Records excerpted from a collection
· · · · ·
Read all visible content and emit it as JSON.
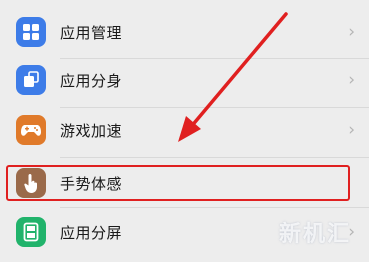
{
  "settings_list": {
    "items": [
      {
        "label": "应用管理",
        "icon": "app-management-icon",
        "icon_color": "#3d7ce8"
      },
      {
        "label": "应用分身",
        "icon": "app-clone-icon",
        "icon_color": "#3d7ce8"
      },
      {
        "label": "游戏加速",
        "icon": "gamepad-icon",
        "icon_color": "#e07a2a"
      },
      {
        "label": "手势体感",
        "icon": "hand-gesture-icon",
        "icon_color": "#9a6a4a"
      },
      {
        "label": "应用分屏",
        "icon": "split-screen-icon",
        "icon_color": "#21b36b"
      }
    ],
    "chevron": "›"
  },
  "annotation": {
    "highlight_color": "#e02020",
    "arrow_color": "#e02020"
  },
  "watermark": {
    "text": "新机汇"
  }
}
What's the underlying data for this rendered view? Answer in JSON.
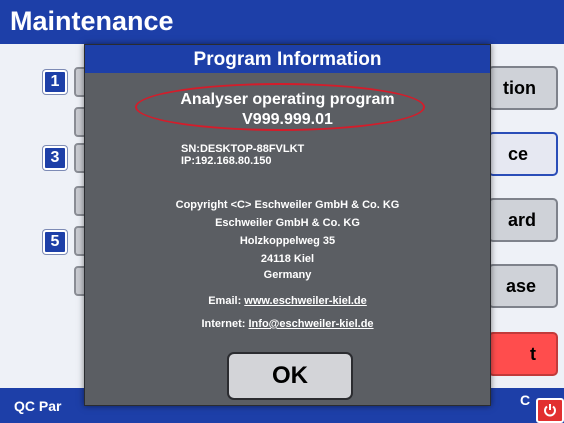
{
  "window": {
    "title": "Maintenance"
  },
  "left_panel": {
    "numbers": [
      "1",
      "3",
      "5"
    ]
  },
  "right_buttons": [
    {
      "label": "tion"
    },
    {
      "label": "ce"
    },
    {
      "label": "ard"
    },
    {
      "label": "ase"
    },
    {
      "label": "t"
    }
  ],
  "bottom_bar": {
    "left_label": "QC Par",
    "right_label": "C"
  },
  "dialog": {
    "title": "Program Information",
    "program_name": "Analyser operating program",
    "program_version": "V999.999.01",
    "sn": "SN:DESKTOP-88FVLKT",
    "ip": "IP:192.168.80.150",
    "copyright_lines": [
      "Copyright <C> Eschweiler GmbH & Co. KG",
      "Eschweiler GmbH & Co. KG",
      "Holzkoppelweg 35",
      "24118 Kiel",
      "Germany"
    ],
    "email_label": "Email:",
    "email_value": "www.eschweiler-kiel.de",
    "internet_label": "Internet:",
    "internet_value": "Info@eschweiler-kiel.de",
    "ok_label": "OK"
  },
  "colors": {
    "title_blue": "#1d3fa8",
    "dialog_gray": "#5b5e63",
    "highlight_red": "#d51c2a",
    "power_red": "#e23030"
  },
  "icons": {
    "power": "power-icon"
  }
}
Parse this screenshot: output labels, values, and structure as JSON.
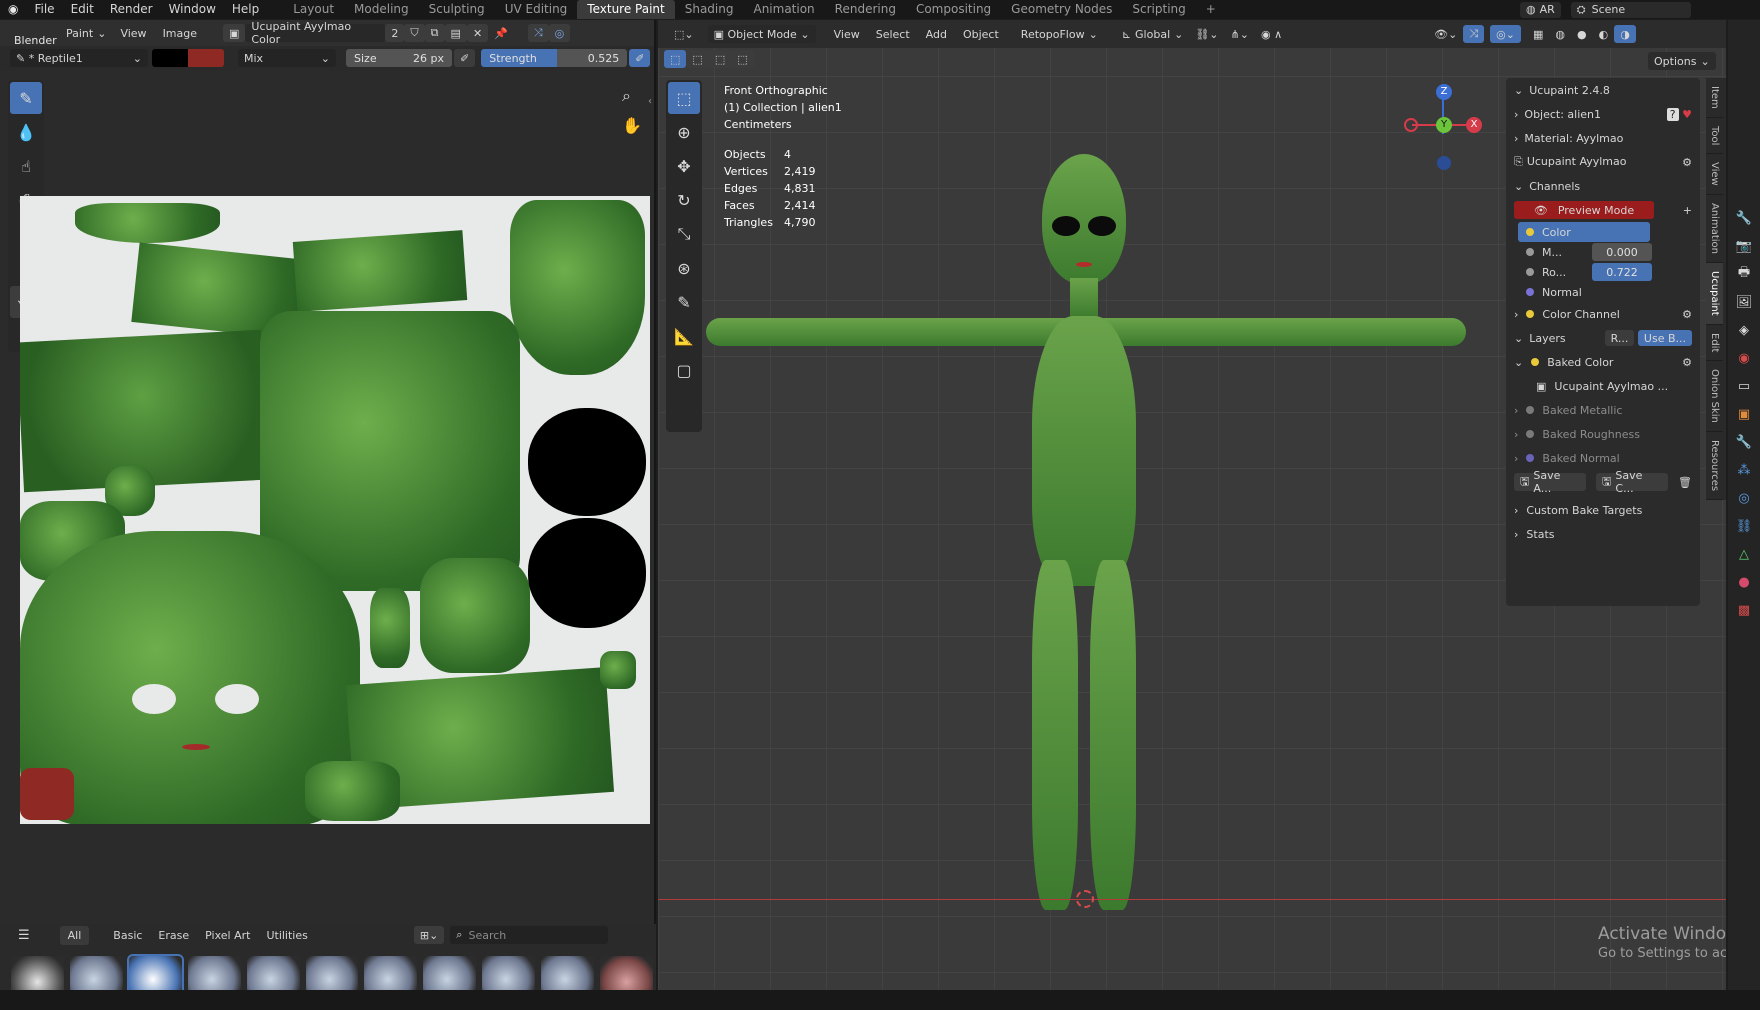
· · · · ·
What this task involves: Each entry must be retyped word for word, with every image omitted.

Response to the task:
Read all visible content and emit it as JSON.
{
  "settings_list": {
    "items": [
      {
        "label": "应用管理",
        "icon": "app-management-icon",
        "icon_color": "#3d7ce8"
      },
      {
        "label": "应用分身",
        "icon": "app-clone-icon",
        "icon_color": "#3d7ce8"
      },
      {
        "label": "游戏加速",
        "icon": "gamepad-icon",
        "icon_color": "#e07a2a"
      },
      {
        "label": "手势体感",
        "icon": "hand-gesture-icon",
        "icon_color": "#9a6a4a"
      },
      {
        "label": "应用分屏",
        "icon": "split-screen-icon",
        "icon_color": "#21b36b"
      }
    ],
    "chevron": "›"
  },
  "annotation": {
    "highlight_color": "#e02020",
    "arrow_color": "#e02020"
  },
  "watermark": {
    "text": "新机汇"
  }
}
What's the underlying data for this rendered view? Answer in JSON.
{
  "window": {
    "title": "Maintenance"
  },
  "left_panel": {
    "numbers": [
      "1",
      "3",
      "5"
    ]
  },
  "right_buttons": [
    {
      "label": "tion"
    },
    {
      "label": "ce"
    },
    {
      "label": "ard"
    },
    {
      "label": "ase"
    },
    {
      "label": "t"
    }
  ],
  "bottom_bar": {
    "left_label": "QC Par",
    "right_label": "C"
  },
  "dialog": {
    "title": "Program Information",
    "program_name": "Analyser operating program",
    "program_version": "V999.999.01",
    "sn": "SN:DESKTOP-88FVLKT",
    "ip": "IP:192.168.80.150",
    "copyright_lines": [
      "Copyright <C> Eschweiler GmbH & Co. KG",
      "Eschweiler GmbH & Co. KG",
      "Holzkoppelweg 35",
      "24118 Kiel",
      "Germany"
    ],
    "email_label": "Email:",
    "email_value": "www.eschweiler-kiel.de",
    "internet_label": "Internet:",
    "internet_value": "Info@eschweiler-kiel.de",
    "ok_label": "OK"
  },
  "colors": {
    "title_blue": "#1d3fa8",
    "dialog_gray": "#5b5e63",
    "highlight_red": "#d51c2a",
    "power_red": "#e23030"
  },
  "icons": {
    "power": "power-icon"
  }
}
Parse this screenshot: output labels, values, and structure as JSON.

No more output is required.